* **EXERCISE BRIEF**: Determine the number of lines in the data that include the word "SRMTID", and write only that number.

* **Figure contents as structured data**:
********************
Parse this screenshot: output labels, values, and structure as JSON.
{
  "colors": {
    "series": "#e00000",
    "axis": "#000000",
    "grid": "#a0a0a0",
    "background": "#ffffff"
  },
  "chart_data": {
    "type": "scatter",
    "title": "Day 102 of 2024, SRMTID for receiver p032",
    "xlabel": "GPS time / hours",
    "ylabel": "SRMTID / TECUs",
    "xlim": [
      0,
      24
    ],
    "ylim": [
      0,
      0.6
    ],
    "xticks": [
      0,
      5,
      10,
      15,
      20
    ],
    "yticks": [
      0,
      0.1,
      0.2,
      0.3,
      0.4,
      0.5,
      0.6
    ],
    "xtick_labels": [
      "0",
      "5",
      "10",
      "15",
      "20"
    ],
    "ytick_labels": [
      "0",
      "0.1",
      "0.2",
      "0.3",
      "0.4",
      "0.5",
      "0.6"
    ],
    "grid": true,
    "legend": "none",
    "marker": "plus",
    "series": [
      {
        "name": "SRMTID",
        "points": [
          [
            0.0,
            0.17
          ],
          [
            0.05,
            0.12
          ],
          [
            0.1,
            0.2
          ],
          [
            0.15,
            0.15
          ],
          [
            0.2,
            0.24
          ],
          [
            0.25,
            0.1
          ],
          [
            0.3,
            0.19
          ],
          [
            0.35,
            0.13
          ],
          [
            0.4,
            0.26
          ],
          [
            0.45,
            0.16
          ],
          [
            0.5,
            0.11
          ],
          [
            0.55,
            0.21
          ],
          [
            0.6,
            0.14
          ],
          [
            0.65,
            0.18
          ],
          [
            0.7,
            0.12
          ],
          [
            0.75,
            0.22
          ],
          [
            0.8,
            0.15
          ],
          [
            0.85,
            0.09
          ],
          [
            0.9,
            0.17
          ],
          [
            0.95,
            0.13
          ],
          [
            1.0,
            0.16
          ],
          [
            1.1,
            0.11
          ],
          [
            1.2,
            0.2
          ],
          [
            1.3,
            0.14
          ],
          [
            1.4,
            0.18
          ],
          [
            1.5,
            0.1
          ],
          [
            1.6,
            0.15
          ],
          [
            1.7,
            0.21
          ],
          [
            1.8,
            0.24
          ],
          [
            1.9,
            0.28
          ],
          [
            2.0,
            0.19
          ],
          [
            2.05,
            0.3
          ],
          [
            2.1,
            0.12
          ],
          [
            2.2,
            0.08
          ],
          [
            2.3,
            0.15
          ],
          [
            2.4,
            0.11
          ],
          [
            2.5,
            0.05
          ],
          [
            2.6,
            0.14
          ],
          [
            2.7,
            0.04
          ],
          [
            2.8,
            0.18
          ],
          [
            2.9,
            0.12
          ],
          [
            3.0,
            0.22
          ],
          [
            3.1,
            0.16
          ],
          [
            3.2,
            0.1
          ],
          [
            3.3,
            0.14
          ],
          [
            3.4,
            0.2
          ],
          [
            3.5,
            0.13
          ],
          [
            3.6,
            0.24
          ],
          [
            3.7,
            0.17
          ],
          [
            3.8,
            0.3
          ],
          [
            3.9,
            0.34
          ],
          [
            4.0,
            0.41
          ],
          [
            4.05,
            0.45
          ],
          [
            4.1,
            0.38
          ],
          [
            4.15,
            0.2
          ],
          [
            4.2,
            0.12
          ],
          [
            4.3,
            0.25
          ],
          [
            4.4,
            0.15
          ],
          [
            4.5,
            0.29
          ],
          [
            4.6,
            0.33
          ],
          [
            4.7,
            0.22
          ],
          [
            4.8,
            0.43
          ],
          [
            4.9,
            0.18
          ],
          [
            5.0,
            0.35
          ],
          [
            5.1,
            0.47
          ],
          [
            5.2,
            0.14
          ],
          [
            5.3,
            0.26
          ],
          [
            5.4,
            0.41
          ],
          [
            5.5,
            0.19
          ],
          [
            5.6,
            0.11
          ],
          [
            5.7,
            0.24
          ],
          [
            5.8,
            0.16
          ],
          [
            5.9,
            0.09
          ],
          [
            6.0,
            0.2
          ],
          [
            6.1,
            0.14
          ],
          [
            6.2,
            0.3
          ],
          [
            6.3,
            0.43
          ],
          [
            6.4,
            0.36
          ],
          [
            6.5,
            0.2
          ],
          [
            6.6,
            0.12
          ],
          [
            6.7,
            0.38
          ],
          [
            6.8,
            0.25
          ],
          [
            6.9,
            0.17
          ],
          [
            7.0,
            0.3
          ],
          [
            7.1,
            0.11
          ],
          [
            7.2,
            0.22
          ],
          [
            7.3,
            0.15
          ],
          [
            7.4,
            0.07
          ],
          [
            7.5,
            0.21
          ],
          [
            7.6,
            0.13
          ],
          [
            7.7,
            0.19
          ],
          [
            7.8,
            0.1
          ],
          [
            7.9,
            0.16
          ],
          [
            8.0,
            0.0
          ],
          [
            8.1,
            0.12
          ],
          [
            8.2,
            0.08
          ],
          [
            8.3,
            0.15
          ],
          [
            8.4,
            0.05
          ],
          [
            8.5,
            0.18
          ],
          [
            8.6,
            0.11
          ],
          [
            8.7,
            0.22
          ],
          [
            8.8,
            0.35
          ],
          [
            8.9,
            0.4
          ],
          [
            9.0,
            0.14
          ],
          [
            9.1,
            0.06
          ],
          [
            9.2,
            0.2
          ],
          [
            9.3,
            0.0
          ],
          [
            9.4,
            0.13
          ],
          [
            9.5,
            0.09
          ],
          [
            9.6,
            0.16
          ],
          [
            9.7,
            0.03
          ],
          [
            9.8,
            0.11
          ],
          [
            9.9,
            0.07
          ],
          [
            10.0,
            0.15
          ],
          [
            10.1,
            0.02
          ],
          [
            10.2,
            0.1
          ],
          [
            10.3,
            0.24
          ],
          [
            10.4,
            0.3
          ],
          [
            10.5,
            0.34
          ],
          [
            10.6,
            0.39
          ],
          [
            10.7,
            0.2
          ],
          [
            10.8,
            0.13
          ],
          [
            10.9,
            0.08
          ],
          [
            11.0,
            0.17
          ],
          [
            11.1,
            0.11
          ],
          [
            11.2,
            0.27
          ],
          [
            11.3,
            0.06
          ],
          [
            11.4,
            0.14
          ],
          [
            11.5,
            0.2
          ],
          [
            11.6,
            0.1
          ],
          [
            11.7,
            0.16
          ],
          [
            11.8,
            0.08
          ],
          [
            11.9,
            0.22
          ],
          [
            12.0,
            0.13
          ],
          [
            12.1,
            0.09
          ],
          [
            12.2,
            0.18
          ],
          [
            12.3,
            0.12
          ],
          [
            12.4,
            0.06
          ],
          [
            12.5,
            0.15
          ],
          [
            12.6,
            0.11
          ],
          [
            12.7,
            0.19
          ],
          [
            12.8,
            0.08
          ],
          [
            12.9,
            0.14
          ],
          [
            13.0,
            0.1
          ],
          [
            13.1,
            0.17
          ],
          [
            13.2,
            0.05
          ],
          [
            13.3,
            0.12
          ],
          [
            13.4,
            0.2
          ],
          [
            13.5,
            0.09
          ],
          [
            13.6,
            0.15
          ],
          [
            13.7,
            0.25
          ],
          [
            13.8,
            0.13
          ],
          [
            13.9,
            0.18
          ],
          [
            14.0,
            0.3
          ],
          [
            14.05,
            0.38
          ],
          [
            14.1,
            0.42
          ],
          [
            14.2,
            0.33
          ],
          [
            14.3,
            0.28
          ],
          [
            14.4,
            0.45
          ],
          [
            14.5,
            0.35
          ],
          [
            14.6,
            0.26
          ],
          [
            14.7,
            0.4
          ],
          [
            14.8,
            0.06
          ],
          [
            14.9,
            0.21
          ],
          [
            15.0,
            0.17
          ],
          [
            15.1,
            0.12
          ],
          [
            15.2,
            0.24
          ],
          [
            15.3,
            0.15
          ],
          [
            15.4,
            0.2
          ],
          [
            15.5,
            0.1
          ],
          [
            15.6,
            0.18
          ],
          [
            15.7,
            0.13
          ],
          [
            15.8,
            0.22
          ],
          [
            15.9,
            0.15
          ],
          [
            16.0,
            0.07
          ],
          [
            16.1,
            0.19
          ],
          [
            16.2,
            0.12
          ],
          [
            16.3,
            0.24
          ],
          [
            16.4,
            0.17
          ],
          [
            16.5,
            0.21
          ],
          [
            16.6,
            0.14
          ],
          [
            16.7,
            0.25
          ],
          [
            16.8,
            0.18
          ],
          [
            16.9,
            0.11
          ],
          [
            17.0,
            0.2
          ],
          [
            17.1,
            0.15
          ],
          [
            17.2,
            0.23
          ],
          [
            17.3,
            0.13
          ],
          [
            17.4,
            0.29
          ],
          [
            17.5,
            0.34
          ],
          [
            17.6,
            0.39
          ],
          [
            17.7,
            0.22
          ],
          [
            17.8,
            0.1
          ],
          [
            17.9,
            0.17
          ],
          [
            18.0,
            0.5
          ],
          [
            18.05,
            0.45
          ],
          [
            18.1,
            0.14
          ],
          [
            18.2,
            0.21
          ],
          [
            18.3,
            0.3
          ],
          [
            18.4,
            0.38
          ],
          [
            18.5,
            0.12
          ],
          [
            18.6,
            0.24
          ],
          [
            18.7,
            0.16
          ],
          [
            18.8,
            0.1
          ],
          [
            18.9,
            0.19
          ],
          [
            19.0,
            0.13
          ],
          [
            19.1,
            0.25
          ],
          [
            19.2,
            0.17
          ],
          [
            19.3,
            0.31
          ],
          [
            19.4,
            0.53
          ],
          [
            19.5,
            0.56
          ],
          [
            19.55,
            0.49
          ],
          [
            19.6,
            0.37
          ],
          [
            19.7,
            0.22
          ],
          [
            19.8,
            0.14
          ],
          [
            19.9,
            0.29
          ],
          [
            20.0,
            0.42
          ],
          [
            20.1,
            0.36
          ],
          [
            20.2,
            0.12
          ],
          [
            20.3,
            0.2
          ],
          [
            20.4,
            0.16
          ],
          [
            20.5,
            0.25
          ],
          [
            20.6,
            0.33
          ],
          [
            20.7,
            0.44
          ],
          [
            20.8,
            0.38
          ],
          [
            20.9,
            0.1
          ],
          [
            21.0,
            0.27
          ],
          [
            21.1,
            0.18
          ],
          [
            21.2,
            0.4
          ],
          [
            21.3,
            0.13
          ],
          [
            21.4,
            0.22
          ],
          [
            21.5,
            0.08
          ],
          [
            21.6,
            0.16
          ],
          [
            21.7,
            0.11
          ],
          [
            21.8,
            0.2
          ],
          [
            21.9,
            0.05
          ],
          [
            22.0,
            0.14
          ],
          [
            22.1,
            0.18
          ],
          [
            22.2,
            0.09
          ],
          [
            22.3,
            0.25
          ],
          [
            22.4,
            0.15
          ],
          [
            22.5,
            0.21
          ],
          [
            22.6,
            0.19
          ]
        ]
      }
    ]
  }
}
********************
* **COMPLETED TASK**: 3